>> BEGIN INFORMATION PROVIDED

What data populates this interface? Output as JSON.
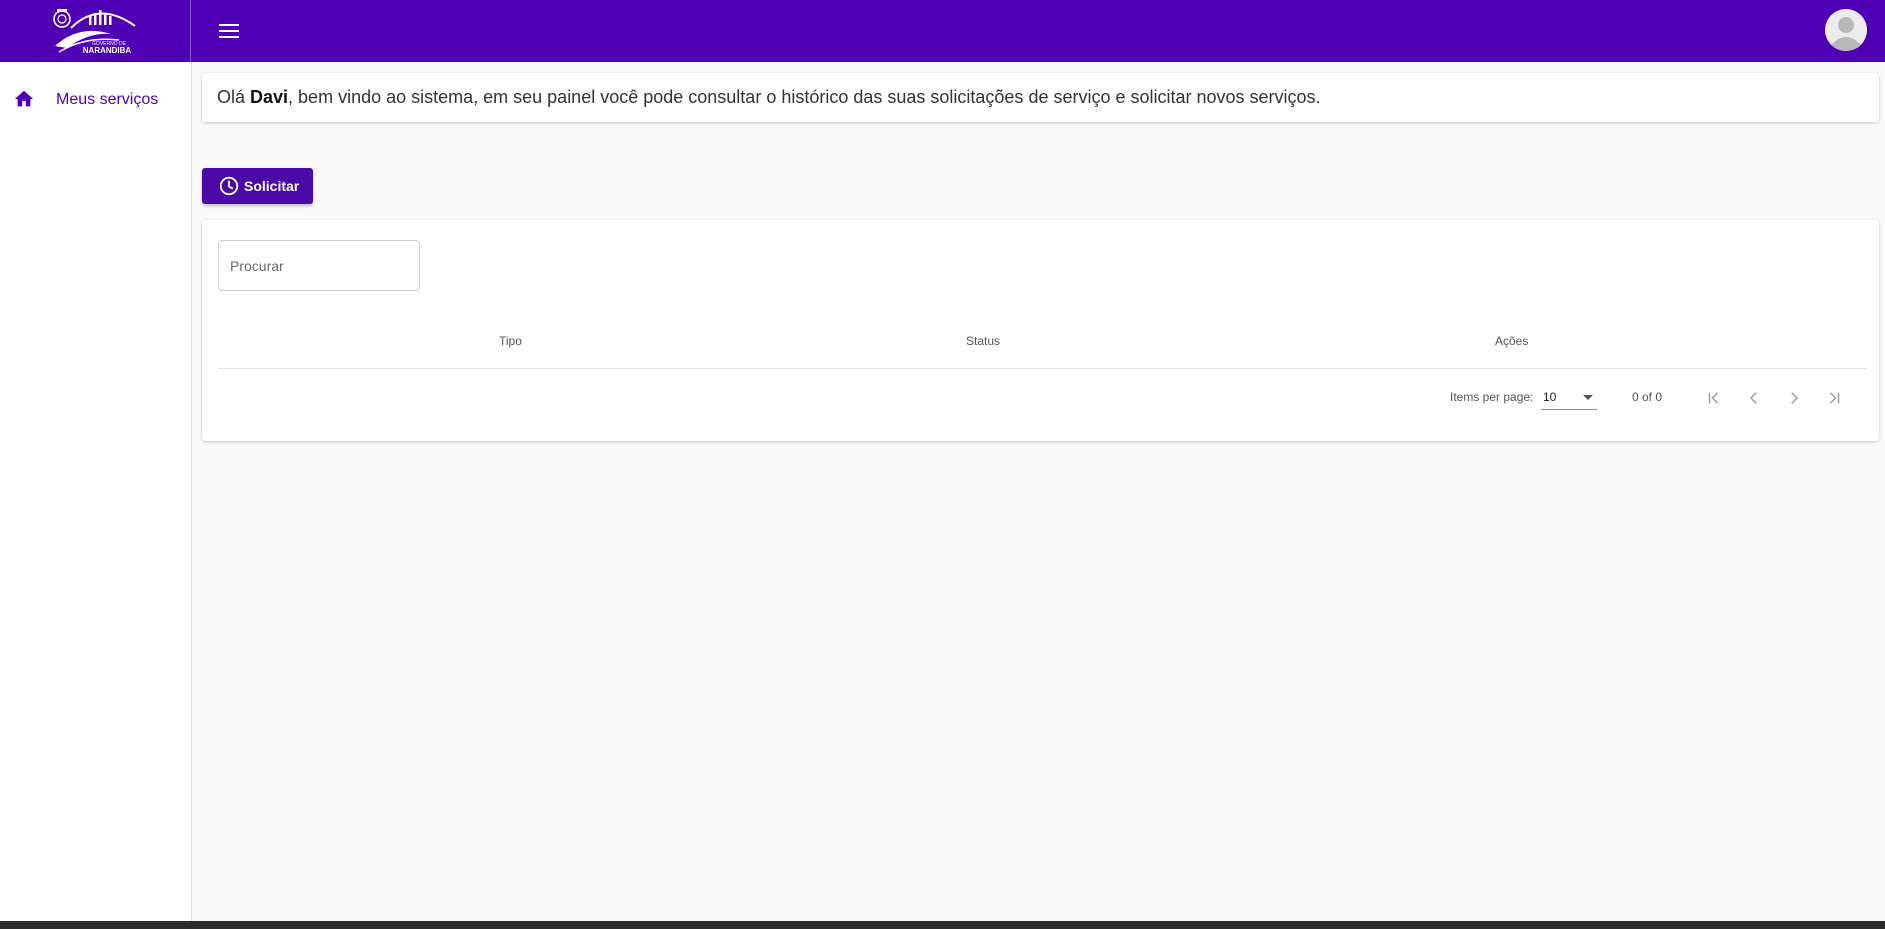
{
  "brand": {
    "logo_line1": "GOVERNO DE",
    "logo_line2": "NARANDIBA"
  },
  "topbar": {
    "menu_icon": "menu-icon",
    "avatar_icon": "account-circle-icon",
    "color": "#5000b4"
  },
  "sidebar": {
    "items": [
      {
        "label": "Meus serviços",
        "icon": "home-icon"
      }
    ]
  },
  "welcome": {
    "greeting": "Olá ",
    "user_name": "Davi",
    "message": ", bem vindo ao sistema, em seu painel você pode consultar o histórico das suas solicitações de serviço e solicitar novos serviços."
  },
  "actions": {
    "solicitar_label": "Solicitar",
    "solicitar_icon": "clock-icon"
  },
  "table": {
    "search_placeholder": "Procurar",
    "columns": [
      "Tipo",
      "Status",
      "Ações"
    ],
    "rows": []
  },
  "paginator": {
    "items_per_page_label": "Items per page:",
    "page_size": "10",
    "range_label": "0 of 0"
  }
}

>> END INFORMATION PROVIDED

Pick out each line above that includes "icon" and show it.

→ **WRITTEN REPLY**
    "menu_icon": "menu-icon",
    "avatar_icon": "account-circle-icon",
        "icon": "home-icon"
    "solicitar_icon": "clock-icon"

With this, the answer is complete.